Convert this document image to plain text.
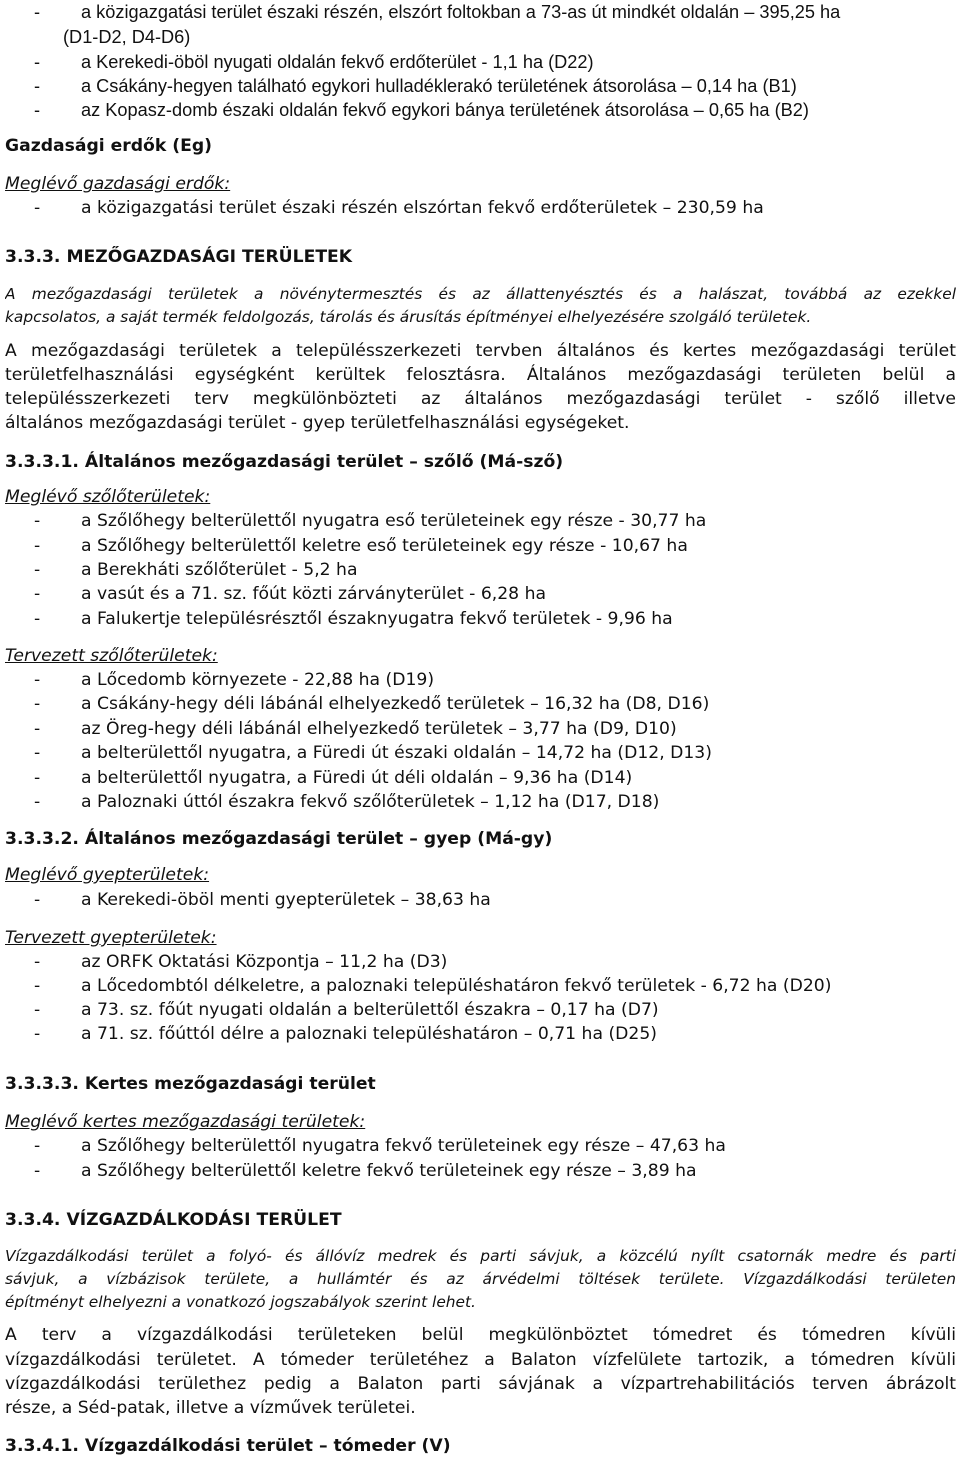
- a közigazgatási terület északi részén, elszórt foltokban a 73-as út mindkét oldalán – 395,25 ha
(D1-D2, D4-D6)
- a Kerekedi-öböl nyugati oldalán fekvő erdőterület - 1,1 ha (D22)
- a Csákány-hegyen található egykori hulladéklerakó területének átsorolása – 0,14 ha (B1)
- az Kopasz-domb északi oldalán fekvő egykori bánya területének átsorolása – 0,65 ha (B2)
Gazdasági erdők (Eg)
Meglévő gazdasági erdők:
- a közigazgatási terület északi részén elszórtan fekvő erdőterületek – 230,59 ha
3.3.3. MEZŐGAZDASÁGI TERÜLETEK
A mezőgazdasági területek a növénytermesztés és az állattenyésztés és a halászat, továbbá az ezekkel
kapcsolatos, a saját termék feldolgozás, tárolás és árusítás építményei elhelyezésére szolgáló területek.
A mezőgazdasági területek a településszerkezeti tervben általános és kertes mezőgazdasági terület
területfelhasználási egységként kerültek felosztásra. Általános mezőgazdasági területen belül a
településszerkezeti terv megkülönbözteti az általános mezőgazdasági terület - szőlő illetve
általános mezőgazdasági terület - gyep területfelhasználási egységeket.
3.3.3.1. Általános mezőgazdasági terület – szőlő (Má-sző)
Meglévő szőlőterületek:
- a Szőlőhegy belterülettől nyugatra eső területeinek egy része - 30,77 ha
- a Szőlőhegy belterülettől keletre eső területeinek egy része - 10,67 ha
- a Berekháti szőlőterület - 5,2 ha
- a vasút és a 71. sz. főút közti zárványterület - 6,28 ha
- a Falukertje településrésztől északnyugatra fekvő területek - 9,96 ha
Tervezett szőlőterületek:
- a Lőcedomb környezete - 22,88 ha (D19)
- a Csákány-hegy déli lábánál elhelyezkedő területek – 16,32 ha (D8, D16)
- az Öreg-hegy déli lábánál elhelyezkedő területek – 3,77 ha (D9, D10)
- a belterülettől nyugatra, a Füredi út északi oldalán – 14,72 ha (D12, D13)
- a belterülettől nyugatra, a Füredi út déli oldalán – 9,36 ha (D14)
- a Paloznaki úttól északra fekvő szőlőterületek – 1,12 ha (D17, D18)
3.3.3.2. Általános mezőgazdasági terület – gyep (Má-gy)
Meglévő gyepterületek:
- a Kerekedi-öböl menti gyepterületek – 38,63 ha
Tervezett gyepterületek:
- az ORFK Oktatási Központja – 11,2 ha (D3)
- a Lőcedombtól délkeletre, a paloznaki településhatáron fekvő területek - 6,72 ha (D20)
- a 73. sz. főút nyugati oldalán a belterülettől északra – 0,17 ha (D7)
- a 71. sz. főúttól délre a paloznaki településhatáron – 0,71 ha (D25)
3.3.3.3. Kertes mezőgazdasági terület
Meglévő kertes mezőgazdasági területek:
- a Szőlőhegy belterülettől nyugatra fekvő területeinek egy része – 47,63 ha
- a Szőlőhegy belterülettől keletre fekvő területeinek egy része – 3,89 ha
3.3.4. VÍZGAZDÁLKODÁSI TERÜLET
Vízgazdálkodási terület a folyó- és állóvíz medrek és parti sávjuk, a közcélú nyílt csatornák medre és parti
sávjuk, a vízbázisok területe, a hullámtér és az árvédelmi töltések területe. Vízgazdálkodási területen
építményt elhelyezni a vonatkozó jogszabályok szerint lehet.
A terv a vízgazdálkodási területeken belül megkülönböztet tómedret és tómedren kívüli
vízgazdálkodási területet. A tómeder területéhez a Balaton vízfelülete tartozik, a tómedren kívüli
vízgazdálkodási területhez pedig a Balaton parti sávjának a vízpartrehabilitációs terven ábrázolt
része, a Séd-patak, illetve a vízművek területei.
3.3.4.1. Vízgazdálkodási terület – tómeder (V)
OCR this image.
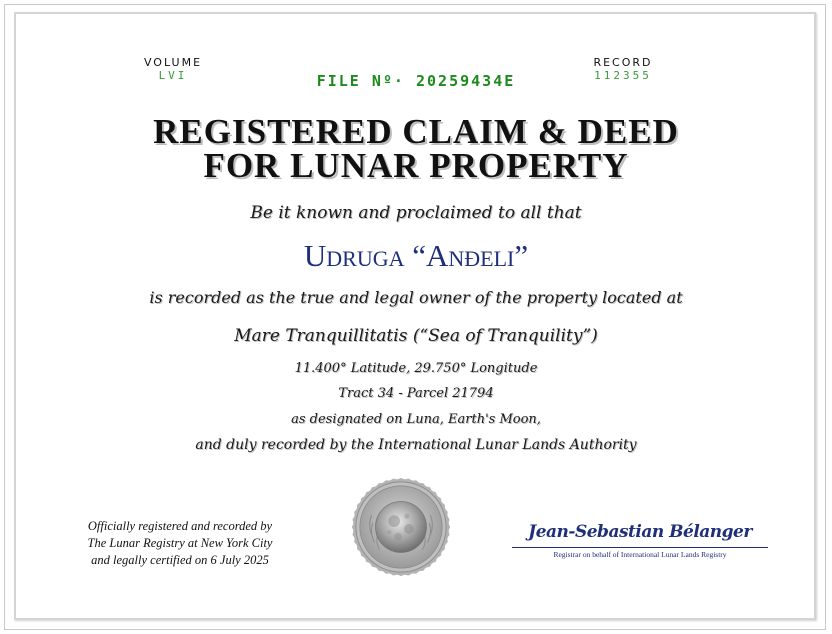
VOLUME
LVI
RECORD
112355
FILE Nº· 20259434E
REGISTERED CLAIM & DEED
FOR LUNAR PROPERTY
Be it known and proclaimed to all that
Udruga “Anđeli”
is recorded as the true and legal owner of the property located at
Mare Tranquillitatis (“Sea of Tranquility”)
11.400° Latitude, 29.750° Longitude
Tract 34 - Parcel 21794
as designated on Luna, Earth's Moon,
and duly recorded by the International Lunar Lands Authority
Officially registered and recorded by
The Lunar Registry at New York City
and legally certified on 6 July 2025
Jean-Sebastian Bélanger
Registrar on behalf of International Lunar Lands Registry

***

- GOAL OF THE EXERCISE -
Set down all the data again exactly as above, pictures excluded.

- RESULT OF THE TASK -
Convert this document image to plain text.
- a közigazgatási terület északi részén, elszórt foltokban a 73-as út mindkét oldalán – 395,25 ha
(D1-D2, D4-D6)
- a Kerekedi-öböl nyugati oldalán fekvő erdőterület - 1,1 ha (D22)
- a Csákány-hegyen található egykori hulladéklerakó területének átsorolása – 0,14 ha (B1)
- az Kopasz-domb északi oldalán fekvő egykori bánya területének átsorolása – 0,65 ha (B2)
Gazdasági erdők (Eg)
Meglévő gazdasági erdők:
- a közigazgatási terület északi részén elszórtan fekvő erdőterületek – 230,59 ha
3.3.3. MEZŐGAZDASÁGI TERÜLETEK
A mezőgazdasági területek a növénytermesztés és az állattenyésztés és a halászat, továbbá az ezekkel
kapcsolatos, a saját termék feldolgozás, tárolás és árusítás építményei elhelyezésére szolgáló területek.
A mezőgazdasági területek a településszerkezeti tervben általános és kertes mezőgazdasági terület
területfelhasználási egységként kerültek felosztásra. Általános mezőgazdasági területen belül a
településszerkezeti terv megkülönbözteti az általános mezőgazdasági terület - szőlő illetve
általános mezőgazdasági terület - gyep területfelhasználási egységeket.
3.3.3.1. Általános mezőgazdasági terület – szőlő (Má-sző)
Meglévő szőlőterületek:
- a Szőlőhegy belterülettől nyugatra eső területeinek egy része - 30,77 ha
- a Szőlőhegy belterülettől keletre eső területeinek egy része - 10,67 ha
- a Berekháti szőlőterület - 5,2 ha
- a vasút és a 71. sz. főút közti zárványterület - 6,28 ha
- a Falukertje településrésztől északnyugatra fekvő területek - 9,96 ha
Tervezett szőlőterületek:
- a Lőcedomb környezete - 22,88 ha (D19)
- a Csákány-hegy déli lábánál elhelyezkedő területek – 16,32 ha (D8, D16)
- az Öreg-hegy déli lábánál elhelyezkedő területek – 3,77 ha (D9, D10)
- a belterülettől nyugatra, a Füredi út északi oldalán – 14,72 ha (D12, D13)
- a belterülettől nyugatra, a Füredi út déli oldalán – 9,36 ha (D14)
- a Paloznaki úttól északra fekvő szőlőterületek – 1,12 ha (D17, D18)
3.3.3.2. Általános mezőgazdasági terület – gyep (Má-gy)
Meglévő gyepterületek:
- a Kerekedi-öböl menti gyepterületek – 38,63 ha
Tervezett gyepterületek:
- az ORFK Oktatási Központja – 11,2 ha (D3)
- a Lőcedombtól délkeletre, a paloznaki településhatáron fekvő területek - 6,72 ha (D20)
- a 73. sz. főút nyugati oldalán a belterülettől északra – 0,17 ha (D7)
- a 71. sz. főúttól délre a paloznaki településhatáron – 0,71 ha (D25)
3.3.3.3. Kertes mezőgazdasági terület
Meglévő kertes mezőgazdasági területek:
- a Szőlőhegy belterülettől nyugatra fekvő területeinek egy része – 47,63 ha
- a Szőlőhegy belterülettől keletre fekvő területeinek egy része – 3,89 ha
3.3.4. VÍZGAZDÁLKODÁSI TERÜLET
Vízgazdálkodási terület a folyó- és állóvíz medrek és parti sávjuk, a közcélú nyílt csatornák medre és parti
sávjuk, a vízbázisok területe, a hullámtér és az árvédelmi töltések területe. Vízgazdálkodási területen
építményt elhelyezni a vonatkozó jogszabályok szerint lehet.
A terv a vízgazdálkodási területeken belül megkülönböztet tómedret és tómedren kívüli
vízgazdálkodási területet. A tómeder területéhez a Balaton vízfelülete tartozik, a tómedren kívüli
vízgazdálkodási területhez pedig a Balaton parti sávjának a vízpartrehabilitációs terven ábrázolt
része, a Séd-patak, illetve a vízművek területei.
3.3.4.1. Vízgazdálkodási terület – tómeder (V)
OCR this image.
VOLUME
LVI
RECORD
112355
FILE Nº· 20259434E
REGISTERED CLAIM & DEED
FOR LUNAR PROPERTY
Be it known and proclaimed to all that
Udruga “Anđeli”
is recorded as the true and legal owner of the property located at
Mare Tranquillitatis (“Sea of Tranquility”)
11.400° Latitude, 29.750° Longitude
Tract 34 - Parcel 21794
as designated on Luna, Earth's Moon,
and duly recorded by the International Lunar Lands Authority
Officially registered and recorded by
The Lunar Registry at New York City
and legally certified on 6 July 2025
Jean-Sebastian Bélanger
Registrar on behalf of International Lunar Lands Registry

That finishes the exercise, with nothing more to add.